** EXERCISE DATA **

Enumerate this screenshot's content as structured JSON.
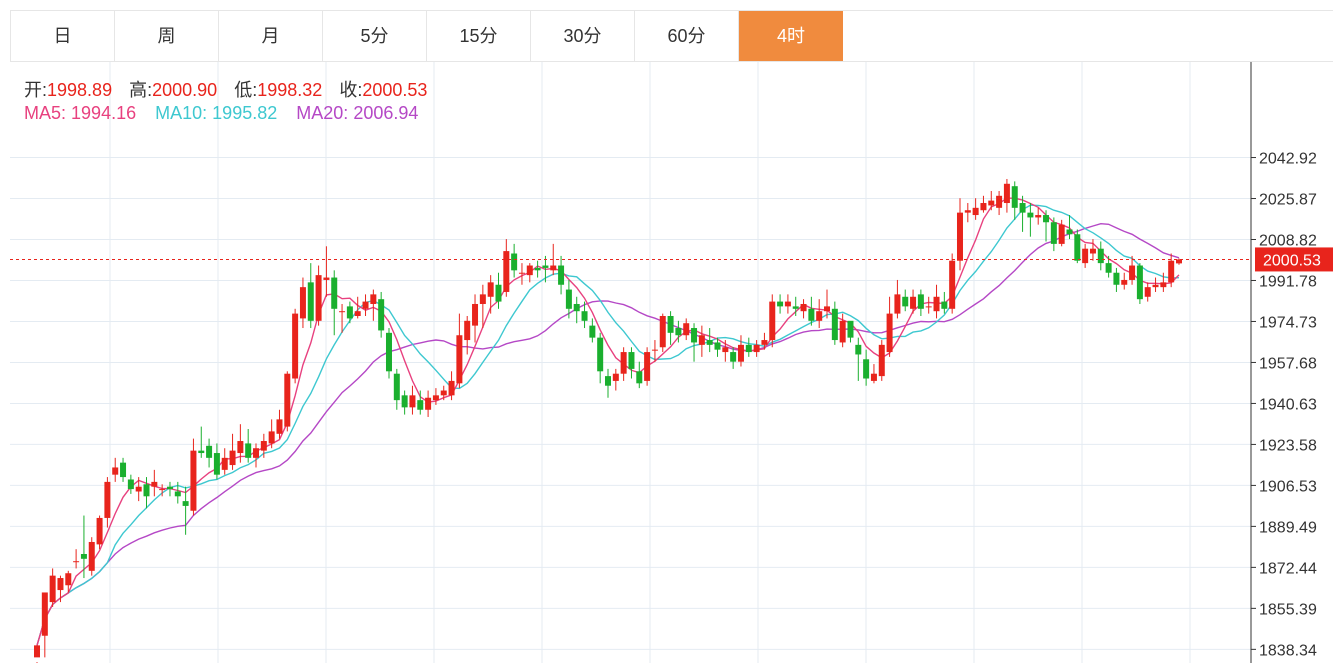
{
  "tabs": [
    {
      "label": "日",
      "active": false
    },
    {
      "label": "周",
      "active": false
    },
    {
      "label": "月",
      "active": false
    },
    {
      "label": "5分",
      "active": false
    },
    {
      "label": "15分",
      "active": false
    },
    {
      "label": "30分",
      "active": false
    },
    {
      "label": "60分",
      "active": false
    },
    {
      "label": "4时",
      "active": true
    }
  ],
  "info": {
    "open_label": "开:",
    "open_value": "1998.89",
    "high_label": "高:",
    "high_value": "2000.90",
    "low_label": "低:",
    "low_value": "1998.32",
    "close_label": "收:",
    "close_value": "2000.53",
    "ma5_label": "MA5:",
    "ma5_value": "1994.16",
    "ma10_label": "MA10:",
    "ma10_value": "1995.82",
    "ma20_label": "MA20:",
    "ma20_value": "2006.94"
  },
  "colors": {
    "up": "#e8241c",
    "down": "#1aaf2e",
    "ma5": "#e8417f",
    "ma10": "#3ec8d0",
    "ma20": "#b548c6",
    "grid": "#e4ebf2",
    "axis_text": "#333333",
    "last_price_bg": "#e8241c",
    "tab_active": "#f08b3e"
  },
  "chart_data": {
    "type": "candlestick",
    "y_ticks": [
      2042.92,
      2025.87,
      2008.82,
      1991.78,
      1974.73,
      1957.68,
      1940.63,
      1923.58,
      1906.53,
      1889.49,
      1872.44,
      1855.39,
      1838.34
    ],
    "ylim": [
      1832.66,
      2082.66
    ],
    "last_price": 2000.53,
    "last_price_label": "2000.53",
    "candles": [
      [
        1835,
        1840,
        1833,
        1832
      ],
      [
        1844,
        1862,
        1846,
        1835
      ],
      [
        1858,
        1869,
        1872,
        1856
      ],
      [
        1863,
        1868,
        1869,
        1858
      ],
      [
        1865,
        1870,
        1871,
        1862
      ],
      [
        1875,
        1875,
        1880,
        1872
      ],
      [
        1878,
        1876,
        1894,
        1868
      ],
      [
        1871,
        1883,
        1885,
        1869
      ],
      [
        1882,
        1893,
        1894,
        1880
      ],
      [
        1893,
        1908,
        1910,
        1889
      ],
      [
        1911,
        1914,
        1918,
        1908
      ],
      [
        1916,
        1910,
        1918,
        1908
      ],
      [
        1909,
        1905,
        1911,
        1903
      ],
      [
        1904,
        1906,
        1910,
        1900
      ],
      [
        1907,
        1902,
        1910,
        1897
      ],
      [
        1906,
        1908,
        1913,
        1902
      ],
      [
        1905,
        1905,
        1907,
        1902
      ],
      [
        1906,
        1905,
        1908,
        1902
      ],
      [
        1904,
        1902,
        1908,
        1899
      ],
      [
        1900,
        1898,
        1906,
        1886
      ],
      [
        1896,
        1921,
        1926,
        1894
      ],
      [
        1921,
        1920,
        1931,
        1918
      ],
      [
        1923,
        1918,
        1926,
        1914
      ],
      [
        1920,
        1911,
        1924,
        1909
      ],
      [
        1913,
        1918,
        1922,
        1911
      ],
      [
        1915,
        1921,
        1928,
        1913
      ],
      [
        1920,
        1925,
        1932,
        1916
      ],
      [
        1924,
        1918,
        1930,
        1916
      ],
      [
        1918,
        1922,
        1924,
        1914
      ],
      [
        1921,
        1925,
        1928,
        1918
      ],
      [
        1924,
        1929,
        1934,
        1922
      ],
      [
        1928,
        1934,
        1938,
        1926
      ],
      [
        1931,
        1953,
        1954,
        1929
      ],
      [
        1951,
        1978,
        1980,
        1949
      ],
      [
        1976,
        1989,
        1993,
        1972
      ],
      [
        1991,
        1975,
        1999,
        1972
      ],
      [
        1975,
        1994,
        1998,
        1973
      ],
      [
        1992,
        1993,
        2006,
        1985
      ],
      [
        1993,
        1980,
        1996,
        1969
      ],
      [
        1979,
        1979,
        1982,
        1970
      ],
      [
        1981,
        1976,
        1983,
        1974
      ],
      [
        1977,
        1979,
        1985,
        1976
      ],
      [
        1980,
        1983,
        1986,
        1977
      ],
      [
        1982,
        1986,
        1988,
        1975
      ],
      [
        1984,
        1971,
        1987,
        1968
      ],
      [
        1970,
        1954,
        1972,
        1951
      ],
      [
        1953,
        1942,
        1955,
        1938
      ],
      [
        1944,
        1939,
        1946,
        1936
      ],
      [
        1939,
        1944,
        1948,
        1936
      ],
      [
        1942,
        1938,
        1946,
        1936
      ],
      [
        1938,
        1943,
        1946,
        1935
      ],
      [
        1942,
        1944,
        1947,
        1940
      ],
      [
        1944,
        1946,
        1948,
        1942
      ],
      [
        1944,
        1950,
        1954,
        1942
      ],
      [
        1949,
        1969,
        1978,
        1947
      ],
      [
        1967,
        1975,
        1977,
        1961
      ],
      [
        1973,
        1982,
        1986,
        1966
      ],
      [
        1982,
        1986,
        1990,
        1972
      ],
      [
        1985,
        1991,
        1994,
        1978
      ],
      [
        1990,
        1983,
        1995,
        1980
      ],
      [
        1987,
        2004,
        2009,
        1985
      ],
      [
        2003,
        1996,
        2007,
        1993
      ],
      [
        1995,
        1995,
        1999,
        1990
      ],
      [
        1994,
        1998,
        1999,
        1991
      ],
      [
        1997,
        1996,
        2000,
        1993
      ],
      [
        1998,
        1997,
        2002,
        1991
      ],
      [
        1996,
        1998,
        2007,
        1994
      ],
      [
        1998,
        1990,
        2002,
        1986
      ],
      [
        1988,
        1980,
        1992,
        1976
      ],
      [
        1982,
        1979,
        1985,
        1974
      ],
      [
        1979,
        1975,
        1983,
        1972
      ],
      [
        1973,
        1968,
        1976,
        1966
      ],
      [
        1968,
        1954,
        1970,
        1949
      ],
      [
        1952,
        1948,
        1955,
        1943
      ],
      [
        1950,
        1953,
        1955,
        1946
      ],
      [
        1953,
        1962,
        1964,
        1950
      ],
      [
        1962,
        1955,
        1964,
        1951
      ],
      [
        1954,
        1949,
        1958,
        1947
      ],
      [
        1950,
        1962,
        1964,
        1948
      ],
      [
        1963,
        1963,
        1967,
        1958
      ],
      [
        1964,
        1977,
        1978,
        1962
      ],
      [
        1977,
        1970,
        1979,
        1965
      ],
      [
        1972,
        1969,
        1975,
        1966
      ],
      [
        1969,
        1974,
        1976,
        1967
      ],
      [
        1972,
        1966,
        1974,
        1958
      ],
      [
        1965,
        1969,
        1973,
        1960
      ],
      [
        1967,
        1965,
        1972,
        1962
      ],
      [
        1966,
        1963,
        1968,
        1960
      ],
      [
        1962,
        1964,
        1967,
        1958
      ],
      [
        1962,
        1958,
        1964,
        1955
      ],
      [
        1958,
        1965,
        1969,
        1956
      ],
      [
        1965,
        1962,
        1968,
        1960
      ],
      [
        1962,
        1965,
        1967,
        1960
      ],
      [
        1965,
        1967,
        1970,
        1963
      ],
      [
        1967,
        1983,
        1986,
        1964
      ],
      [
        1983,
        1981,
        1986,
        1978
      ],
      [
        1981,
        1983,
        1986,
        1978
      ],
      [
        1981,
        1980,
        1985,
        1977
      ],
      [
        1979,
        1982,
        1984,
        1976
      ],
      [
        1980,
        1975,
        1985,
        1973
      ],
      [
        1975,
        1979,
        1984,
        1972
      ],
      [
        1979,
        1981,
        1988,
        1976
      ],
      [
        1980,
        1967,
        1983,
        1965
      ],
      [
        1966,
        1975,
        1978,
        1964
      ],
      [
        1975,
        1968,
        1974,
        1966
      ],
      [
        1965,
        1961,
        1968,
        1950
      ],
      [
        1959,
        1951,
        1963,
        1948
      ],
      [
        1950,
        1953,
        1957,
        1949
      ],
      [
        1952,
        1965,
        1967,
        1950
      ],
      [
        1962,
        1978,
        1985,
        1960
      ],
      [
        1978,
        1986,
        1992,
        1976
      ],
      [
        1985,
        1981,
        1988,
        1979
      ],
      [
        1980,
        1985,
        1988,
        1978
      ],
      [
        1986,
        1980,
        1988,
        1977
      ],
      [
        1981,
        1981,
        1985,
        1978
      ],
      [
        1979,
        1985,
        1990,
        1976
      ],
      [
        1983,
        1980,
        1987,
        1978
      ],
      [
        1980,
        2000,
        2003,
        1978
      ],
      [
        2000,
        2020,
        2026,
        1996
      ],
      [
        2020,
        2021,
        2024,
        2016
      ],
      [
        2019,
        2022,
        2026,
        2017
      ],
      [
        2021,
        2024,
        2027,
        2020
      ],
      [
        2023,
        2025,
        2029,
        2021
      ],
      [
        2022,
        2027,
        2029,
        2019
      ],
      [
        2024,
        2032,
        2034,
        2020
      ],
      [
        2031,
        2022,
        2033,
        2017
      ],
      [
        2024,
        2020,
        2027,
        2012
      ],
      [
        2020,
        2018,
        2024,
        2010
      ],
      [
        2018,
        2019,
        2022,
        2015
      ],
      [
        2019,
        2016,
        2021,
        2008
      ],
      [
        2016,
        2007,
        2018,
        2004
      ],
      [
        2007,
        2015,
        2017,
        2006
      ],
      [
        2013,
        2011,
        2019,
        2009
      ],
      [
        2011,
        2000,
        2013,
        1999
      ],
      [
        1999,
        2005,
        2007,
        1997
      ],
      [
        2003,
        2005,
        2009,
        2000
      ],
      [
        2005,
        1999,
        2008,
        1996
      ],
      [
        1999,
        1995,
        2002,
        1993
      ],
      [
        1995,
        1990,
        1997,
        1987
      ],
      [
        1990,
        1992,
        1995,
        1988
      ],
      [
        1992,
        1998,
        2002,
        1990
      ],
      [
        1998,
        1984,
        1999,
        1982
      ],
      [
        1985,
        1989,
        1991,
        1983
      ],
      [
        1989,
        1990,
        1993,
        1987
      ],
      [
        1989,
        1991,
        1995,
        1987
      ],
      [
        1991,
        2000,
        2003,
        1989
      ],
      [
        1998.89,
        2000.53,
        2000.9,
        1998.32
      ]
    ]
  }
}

...

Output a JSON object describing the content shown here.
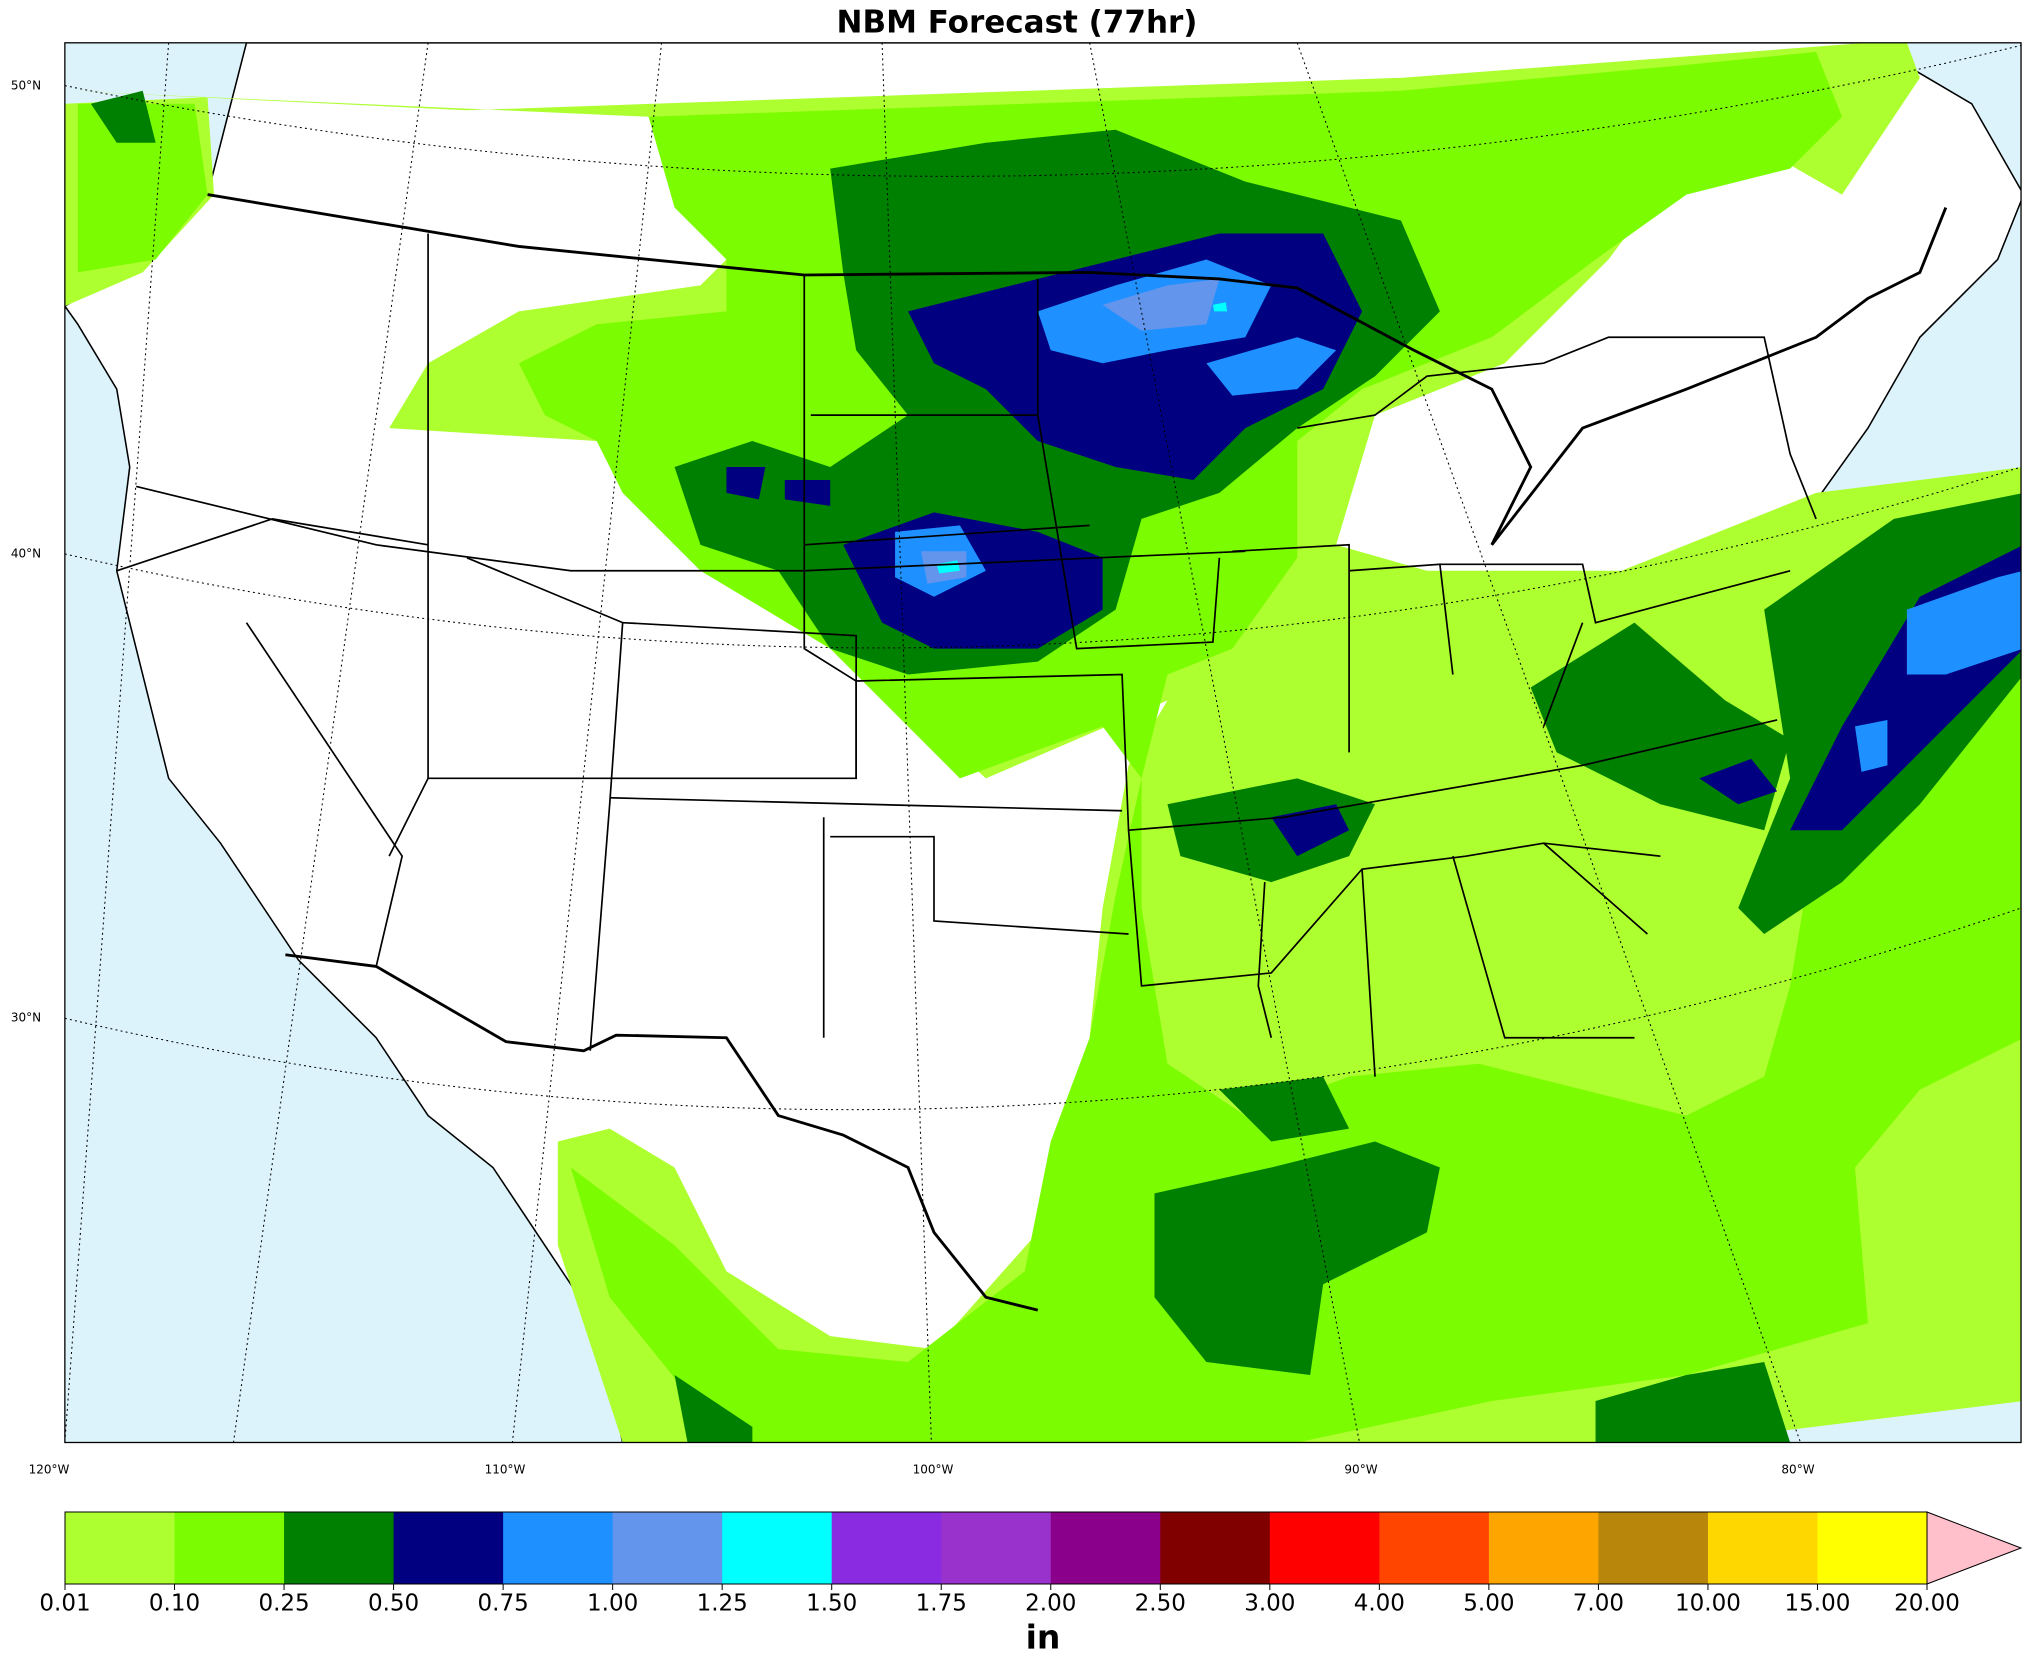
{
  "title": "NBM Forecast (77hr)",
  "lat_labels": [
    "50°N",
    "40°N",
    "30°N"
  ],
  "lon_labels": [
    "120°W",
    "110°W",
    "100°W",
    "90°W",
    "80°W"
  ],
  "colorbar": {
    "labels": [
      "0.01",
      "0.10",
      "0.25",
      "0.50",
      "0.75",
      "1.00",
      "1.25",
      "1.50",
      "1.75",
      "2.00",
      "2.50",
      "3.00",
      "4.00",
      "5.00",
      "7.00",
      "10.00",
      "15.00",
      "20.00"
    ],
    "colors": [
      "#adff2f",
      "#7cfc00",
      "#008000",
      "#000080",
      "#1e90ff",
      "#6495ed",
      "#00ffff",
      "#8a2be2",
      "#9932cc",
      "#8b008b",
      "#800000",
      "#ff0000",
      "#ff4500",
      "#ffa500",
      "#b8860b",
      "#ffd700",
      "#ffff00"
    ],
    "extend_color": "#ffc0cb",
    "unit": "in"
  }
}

** REQUIREMENTS **
Within the records, how many lines include "content"? The answer is the number and nothing else.

** TASK RESPONSE **
2